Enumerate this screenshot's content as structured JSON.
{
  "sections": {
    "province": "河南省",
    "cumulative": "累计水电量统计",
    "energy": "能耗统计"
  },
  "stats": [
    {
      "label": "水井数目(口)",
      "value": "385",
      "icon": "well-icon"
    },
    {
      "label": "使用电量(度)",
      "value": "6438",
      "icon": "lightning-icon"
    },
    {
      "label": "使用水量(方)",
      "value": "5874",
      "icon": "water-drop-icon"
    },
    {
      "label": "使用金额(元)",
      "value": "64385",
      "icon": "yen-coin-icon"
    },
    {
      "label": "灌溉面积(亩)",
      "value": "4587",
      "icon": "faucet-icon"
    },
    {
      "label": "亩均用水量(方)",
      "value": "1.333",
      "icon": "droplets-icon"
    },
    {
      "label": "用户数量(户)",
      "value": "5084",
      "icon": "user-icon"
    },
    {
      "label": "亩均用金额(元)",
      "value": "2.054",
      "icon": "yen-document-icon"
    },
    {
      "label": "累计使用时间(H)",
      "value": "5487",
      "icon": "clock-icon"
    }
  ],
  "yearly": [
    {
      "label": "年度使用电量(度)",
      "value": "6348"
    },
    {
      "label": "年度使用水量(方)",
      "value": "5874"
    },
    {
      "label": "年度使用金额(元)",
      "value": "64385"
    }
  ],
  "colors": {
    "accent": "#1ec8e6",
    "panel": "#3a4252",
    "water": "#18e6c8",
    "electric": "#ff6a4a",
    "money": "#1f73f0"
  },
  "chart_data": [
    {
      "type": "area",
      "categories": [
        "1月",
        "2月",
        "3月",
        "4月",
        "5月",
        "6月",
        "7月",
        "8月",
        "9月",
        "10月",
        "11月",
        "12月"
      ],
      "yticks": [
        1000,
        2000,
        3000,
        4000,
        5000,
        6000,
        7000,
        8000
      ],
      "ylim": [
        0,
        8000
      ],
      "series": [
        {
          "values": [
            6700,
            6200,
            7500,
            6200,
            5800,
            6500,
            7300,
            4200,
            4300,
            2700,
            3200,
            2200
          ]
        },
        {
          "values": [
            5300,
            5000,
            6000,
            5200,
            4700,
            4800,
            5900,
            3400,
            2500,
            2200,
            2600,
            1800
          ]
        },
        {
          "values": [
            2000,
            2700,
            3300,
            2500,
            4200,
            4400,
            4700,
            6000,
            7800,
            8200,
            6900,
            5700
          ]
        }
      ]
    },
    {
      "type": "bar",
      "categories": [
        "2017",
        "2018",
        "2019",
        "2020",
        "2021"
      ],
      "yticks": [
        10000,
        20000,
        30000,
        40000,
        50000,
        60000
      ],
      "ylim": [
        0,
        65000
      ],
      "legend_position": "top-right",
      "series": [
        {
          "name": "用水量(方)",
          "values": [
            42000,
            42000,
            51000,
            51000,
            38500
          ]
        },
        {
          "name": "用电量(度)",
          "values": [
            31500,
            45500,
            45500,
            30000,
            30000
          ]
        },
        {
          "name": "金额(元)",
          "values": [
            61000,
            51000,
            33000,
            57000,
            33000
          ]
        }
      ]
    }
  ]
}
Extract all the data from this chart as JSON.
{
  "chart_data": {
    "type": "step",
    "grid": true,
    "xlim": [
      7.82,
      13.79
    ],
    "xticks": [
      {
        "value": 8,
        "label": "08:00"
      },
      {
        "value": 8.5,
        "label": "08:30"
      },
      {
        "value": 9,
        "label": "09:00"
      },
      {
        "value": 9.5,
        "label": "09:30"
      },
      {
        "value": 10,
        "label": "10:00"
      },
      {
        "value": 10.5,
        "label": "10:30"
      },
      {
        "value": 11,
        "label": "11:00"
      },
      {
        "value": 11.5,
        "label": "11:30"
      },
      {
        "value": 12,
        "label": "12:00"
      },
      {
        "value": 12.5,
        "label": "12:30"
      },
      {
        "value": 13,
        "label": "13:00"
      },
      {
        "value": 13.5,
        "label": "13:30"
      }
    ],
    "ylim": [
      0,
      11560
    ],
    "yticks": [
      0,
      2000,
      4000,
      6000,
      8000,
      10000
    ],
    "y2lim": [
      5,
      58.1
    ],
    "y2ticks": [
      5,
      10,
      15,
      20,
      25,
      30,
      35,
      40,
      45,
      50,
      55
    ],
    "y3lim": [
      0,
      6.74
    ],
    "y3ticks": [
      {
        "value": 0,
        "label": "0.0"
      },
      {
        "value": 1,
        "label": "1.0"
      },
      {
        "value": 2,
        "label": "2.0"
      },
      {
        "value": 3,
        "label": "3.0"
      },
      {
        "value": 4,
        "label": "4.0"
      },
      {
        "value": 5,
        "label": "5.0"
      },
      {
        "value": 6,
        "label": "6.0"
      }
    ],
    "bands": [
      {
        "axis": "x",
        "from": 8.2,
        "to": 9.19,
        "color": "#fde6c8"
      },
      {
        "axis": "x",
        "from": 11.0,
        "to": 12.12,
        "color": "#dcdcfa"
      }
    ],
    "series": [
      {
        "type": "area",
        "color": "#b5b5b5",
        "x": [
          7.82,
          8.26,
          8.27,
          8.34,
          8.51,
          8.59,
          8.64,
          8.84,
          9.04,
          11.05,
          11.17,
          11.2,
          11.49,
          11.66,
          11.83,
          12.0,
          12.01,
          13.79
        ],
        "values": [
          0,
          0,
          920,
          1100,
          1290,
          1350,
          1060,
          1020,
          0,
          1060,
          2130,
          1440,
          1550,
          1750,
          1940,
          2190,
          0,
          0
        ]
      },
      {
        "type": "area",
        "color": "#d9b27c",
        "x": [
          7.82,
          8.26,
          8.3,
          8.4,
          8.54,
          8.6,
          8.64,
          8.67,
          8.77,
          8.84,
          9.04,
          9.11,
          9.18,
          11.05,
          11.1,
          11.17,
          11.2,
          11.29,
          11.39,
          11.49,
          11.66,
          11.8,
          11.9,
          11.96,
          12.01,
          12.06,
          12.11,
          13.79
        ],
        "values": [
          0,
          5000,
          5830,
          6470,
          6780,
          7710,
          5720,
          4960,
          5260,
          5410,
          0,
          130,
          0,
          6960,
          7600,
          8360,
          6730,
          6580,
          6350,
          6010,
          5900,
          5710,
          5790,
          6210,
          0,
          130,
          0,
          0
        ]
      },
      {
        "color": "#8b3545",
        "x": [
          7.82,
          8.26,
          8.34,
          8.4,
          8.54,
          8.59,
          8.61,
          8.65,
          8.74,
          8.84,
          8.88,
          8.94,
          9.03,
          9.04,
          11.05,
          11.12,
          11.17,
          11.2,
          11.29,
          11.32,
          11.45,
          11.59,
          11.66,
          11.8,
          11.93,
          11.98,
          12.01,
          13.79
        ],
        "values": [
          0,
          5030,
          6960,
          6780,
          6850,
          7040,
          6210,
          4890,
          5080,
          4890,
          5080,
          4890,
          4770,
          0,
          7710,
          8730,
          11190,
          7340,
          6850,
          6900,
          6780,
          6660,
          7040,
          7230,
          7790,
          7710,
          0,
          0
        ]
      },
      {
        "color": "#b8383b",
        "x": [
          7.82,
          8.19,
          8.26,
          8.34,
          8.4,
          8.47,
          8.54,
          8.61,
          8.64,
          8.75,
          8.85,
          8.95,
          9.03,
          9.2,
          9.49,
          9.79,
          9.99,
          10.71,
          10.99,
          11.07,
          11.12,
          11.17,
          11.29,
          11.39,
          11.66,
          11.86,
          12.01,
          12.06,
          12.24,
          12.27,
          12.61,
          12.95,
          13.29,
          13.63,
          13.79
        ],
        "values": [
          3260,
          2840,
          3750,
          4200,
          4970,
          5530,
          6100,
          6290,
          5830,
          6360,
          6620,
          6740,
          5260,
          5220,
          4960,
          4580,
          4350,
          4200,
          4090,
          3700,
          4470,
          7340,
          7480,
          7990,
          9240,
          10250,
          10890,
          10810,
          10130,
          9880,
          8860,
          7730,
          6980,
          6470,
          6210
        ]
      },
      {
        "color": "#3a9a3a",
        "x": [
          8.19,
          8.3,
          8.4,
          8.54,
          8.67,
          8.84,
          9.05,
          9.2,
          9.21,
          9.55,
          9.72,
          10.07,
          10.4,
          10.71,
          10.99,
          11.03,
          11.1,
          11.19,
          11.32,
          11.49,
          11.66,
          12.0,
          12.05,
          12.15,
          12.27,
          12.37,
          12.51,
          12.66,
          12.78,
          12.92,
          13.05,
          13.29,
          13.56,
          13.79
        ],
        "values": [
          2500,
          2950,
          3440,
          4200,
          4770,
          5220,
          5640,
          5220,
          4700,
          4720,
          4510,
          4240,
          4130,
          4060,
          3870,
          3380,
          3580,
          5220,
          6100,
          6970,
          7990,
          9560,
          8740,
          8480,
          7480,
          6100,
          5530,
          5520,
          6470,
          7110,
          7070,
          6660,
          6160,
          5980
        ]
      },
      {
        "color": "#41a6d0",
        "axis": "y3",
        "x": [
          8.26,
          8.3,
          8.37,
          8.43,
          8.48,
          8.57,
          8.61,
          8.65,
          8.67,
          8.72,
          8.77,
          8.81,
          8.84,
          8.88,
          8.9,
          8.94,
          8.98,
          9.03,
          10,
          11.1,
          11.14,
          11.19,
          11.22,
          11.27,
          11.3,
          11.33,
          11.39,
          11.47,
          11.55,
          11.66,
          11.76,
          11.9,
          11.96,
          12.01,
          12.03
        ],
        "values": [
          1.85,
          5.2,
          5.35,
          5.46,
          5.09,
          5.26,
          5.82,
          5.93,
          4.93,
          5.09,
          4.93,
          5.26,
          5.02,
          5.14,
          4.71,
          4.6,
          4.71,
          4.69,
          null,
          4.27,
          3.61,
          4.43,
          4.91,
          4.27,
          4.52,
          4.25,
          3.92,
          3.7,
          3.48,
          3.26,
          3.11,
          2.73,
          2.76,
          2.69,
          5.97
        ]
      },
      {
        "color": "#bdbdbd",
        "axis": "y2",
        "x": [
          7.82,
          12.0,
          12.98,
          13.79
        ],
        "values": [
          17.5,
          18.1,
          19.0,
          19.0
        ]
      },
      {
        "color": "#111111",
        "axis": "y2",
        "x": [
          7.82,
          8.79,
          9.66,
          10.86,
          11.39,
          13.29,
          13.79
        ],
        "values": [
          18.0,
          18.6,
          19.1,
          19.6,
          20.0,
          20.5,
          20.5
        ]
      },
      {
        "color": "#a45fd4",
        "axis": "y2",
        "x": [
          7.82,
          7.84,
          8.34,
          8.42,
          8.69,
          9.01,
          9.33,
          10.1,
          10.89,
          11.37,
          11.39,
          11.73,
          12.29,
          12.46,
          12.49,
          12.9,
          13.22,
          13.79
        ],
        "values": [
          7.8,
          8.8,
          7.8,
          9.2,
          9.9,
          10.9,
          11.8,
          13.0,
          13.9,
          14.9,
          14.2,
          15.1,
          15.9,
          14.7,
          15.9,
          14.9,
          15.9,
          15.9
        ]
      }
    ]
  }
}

**Instruction**
Reply with nothing but the number of lines in the data above that contain "JSON".

**The completed task**
2